[Data records]

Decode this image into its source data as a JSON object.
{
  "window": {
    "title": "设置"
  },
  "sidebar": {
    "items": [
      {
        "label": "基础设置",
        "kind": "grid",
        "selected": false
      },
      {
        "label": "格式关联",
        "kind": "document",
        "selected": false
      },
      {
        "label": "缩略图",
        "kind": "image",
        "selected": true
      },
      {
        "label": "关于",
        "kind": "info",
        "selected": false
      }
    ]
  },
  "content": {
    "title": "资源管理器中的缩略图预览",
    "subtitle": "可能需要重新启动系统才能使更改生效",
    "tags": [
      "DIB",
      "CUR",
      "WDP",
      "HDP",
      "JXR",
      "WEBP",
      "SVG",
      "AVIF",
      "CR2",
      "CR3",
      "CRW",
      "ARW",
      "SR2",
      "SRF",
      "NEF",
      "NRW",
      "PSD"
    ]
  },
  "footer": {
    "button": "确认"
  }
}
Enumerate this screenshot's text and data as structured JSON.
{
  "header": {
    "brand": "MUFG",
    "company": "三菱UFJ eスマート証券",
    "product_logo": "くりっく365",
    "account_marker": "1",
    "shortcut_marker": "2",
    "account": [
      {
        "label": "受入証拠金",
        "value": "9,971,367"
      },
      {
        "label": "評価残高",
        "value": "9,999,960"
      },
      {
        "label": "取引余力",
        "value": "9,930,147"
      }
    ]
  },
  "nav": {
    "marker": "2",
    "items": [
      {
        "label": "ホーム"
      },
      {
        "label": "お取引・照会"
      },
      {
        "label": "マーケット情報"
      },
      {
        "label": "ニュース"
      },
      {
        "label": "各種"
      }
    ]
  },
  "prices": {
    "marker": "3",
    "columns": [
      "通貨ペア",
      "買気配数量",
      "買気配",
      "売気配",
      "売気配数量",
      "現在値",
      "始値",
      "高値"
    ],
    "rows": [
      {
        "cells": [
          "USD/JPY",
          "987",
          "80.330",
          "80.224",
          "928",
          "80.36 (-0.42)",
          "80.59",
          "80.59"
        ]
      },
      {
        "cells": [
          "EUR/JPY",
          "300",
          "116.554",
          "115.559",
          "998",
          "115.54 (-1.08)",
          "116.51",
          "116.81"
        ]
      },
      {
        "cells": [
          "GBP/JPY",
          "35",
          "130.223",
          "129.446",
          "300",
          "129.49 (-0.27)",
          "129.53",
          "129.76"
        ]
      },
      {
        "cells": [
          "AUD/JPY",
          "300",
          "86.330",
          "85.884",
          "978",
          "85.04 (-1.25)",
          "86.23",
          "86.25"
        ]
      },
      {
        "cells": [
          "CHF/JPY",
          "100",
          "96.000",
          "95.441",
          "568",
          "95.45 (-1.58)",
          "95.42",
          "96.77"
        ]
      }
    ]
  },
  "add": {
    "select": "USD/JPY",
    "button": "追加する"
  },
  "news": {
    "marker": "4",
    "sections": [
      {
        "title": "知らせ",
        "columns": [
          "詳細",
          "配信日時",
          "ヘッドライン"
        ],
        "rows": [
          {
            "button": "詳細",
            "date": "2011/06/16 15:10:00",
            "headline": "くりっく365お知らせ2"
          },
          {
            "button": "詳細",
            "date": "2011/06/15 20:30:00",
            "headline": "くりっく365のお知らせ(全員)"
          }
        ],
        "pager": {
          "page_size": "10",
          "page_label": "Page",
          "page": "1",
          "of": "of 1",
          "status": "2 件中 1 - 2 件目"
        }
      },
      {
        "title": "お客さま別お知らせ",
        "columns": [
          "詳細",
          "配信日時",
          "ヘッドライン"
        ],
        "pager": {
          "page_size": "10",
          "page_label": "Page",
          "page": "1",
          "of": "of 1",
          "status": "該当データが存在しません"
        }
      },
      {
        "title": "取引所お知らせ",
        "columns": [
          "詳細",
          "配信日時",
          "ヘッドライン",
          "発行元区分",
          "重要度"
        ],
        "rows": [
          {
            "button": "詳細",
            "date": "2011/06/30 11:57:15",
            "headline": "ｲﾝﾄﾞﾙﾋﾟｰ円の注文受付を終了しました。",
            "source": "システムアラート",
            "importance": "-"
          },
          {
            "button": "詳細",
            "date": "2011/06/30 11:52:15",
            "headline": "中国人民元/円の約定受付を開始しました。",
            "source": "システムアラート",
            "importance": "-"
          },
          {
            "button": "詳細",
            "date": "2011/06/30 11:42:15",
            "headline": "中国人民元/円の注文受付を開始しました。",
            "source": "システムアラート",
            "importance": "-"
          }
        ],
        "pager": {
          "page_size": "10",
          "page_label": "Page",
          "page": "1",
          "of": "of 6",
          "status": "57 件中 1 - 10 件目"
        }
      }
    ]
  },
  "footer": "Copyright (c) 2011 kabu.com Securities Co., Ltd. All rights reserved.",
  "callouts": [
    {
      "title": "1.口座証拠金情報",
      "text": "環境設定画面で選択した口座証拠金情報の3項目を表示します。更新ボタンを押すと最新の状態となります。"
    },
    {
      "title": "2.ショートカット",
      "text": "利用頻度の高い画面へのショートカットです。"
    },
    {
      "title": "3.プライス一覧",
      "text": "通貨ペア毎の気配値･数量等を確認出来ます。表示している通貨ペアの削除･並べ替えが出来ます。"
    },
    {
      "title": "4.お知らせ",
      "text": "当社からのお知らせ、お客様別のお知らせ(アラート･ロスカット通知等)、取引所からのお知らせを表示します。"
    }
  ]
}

**Given request**
Check each line of the entries above, and show every one holding the word "JSON".

**Full answer**
Decode this image into its source data as a JSON object.
Enumerate this screenshot's text and data as structured JSON.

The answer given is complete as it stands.